### [What you need to do]
A line counts if it contains the string "крутящий"; say how many such lines there are, giving only the number.
____
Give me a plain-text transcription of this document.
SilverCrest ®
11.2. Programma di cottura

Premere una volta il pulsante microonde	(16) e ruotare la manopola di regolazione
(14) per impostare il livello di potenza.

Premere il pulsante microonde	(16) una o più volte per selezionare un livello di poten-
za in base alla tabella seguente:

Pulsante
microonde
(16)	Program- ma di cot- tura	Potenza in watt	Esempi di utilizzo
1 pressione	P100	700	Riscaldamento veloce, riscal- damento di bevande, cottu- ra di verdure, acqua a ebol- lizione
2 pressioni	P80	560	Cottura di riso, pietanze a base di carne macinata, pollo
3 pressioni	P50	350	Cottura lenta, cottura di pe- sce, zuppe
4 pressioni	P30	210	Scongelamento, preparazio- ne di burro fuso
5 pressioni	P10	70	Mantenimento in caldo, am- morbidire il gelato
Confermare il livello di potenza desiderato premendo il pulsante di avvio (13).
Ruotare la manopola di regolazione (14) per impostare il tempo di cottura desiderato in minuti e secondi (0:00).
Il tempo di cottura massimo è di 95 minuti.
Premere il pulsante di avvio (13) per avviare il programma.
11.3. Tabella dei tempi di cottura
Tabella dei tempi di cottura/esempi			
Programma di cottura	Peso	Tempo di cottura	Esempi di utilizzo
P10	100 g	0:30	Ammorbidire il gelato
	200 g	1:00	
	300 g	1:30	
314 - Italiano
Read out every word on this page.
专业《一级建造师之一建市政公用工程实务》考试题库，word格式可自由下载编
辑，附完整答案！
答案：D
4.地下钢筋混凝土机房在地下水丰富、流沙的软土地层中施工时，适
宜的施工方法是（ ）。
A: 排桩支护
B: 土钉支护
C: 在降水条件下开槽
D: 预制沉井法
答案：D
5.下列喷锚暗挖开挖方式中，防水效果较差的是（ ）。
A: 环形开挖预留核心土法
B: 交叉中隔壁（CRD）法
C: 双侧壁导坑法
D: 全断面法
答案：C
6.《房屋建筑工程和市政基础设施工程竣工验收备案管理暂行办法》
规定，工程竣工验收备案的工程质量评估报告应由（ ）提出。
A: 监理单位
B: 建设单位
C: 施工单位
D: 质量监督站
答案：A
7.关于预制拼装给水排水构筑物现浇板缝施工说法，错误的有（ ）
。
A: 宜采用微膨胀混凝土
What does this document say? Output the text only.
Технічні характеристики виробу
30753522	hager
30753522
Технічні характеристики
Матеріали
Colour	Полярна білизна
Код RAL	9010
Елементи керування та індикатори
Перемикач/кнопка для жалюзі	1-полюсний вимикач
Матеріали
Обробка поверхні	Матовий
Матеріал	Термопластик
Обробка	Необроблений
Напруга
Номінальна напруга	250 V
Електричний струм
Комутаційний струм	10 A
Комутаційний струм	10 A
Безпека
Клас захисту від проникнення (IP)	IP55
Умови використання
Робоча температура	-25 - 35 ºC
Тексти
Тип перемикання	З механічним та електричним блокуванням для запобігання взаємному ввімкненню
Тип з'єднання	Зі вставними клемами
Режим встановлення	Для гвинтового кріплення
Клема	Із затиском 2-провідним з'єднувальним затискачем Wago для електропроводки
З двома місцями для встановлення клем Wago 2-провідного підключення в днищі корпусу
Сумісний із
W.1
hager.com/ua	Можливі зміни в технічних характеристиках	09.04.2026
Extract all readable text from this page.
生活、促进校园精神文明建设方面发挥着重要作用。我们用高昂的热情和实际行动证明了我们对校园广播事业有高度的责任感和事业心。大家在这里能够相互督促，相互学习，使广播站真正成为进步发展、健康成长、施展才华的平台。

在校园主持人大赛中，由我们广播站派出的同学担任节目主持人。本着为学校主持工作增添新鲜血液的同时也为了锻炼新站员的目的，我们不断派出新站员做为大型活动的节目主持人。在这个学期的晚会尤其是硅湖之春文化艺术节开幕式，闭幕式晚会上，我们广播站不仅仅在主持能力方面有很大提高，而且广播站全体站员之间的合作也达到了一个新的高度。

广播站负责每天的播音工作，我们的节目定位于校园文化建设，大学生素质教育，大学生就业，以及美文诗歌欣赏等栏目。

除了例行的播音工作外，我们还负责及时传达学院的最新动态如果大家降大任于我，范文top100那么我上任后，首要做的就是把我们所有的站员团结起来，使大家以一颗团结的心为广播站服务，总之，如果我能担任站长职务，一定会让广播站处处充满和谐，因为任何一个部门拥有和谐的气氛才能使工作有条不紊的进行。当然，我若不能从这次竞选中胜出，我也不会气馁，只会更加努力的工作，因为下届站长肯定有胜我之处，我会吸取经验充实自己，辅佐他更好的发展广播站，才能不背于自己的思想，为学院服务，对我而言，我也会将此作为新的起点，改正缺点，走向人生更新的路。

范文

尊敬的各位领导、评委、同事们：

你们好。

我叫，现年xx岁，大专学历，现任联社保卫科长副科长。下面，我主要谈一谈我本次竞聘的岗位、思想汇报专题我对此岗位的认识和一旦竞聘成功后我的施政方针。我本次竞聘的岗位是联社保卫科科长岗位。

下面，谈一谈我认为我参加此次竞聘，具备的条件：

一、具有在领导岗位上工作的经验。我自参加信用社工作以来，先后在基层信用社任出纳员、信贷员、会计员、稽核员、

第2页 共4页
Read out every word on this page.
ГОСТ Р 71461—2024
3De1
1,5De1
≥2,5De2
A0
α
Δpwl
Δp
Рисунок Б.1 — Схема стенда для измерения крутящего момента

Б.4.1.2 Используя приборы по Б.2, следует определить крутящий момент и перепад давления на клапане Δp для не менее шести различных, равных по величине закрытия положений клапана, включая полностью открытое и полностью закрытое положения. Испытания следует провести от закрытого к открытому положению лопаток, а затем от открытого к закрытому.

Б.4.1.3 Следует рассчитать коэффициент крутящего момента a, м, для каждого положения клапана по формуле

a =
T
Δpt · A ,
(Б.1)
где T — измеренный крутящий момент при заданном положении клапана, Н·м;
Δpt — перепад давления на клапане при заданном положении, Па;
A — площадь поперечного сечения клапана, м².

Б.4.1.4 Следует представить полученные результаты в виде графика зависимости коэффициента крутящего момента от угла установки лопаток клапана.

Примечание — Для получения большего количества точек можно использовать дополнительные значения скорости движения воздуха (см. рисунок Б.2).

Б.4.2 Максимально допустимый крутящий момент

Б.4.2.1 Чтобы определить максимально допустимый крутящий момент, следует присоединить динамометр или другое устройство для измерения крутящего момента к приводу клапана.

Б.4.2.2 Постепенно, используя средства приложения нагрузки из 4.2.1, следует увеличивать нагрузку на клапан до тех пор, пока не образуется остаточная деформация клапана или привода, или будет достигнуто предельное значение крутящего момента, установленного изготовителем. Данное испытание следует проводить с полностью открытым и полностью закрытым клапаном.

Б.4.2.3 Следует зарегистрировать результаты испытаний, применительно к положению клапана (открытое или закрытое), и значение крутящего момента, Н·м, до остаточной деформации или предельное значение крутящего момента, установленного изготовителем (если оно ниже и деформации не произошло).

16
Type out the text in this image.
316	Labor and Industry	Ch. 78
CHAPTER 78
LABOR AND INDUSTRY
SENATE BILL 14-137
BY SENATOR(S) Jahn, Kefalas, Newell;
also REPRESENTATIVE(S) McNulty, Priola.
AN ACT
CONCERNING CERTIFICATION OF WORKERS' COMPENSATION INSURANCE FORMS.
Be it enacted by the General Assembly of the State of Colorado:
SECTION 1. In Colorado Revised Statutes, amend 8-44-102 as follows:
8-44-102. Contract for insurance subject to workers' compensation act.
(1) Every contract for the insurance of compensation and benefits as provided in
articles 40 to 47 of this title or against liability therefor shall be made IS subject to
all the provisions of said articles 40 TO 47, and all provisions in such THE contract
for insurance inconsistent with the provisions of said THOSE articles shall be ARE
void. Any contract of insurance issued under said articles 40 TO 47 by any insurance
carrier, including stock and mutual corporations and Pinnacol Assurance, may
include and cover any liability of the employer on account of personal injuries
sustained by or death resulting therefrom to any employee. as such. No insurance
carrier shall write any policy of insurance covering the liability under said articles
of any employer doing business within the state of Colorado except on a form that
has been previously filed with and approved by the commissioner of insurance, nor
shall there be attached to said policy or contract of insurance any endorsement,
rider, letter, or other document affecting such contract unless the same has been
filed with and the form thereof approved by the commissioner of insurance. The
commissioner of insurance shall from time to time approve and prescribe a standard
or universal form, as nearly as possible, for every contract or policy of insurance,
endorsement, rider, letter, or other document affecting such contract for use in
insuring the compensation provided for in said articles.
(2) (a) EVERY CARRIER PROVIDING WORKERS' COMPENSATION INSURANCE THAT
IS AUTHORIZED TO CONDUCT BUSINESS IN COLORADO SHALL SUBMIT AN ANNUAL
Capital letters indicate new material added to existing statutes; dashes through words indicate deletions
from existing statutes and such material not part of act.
____
### [Answer for this exercise]
4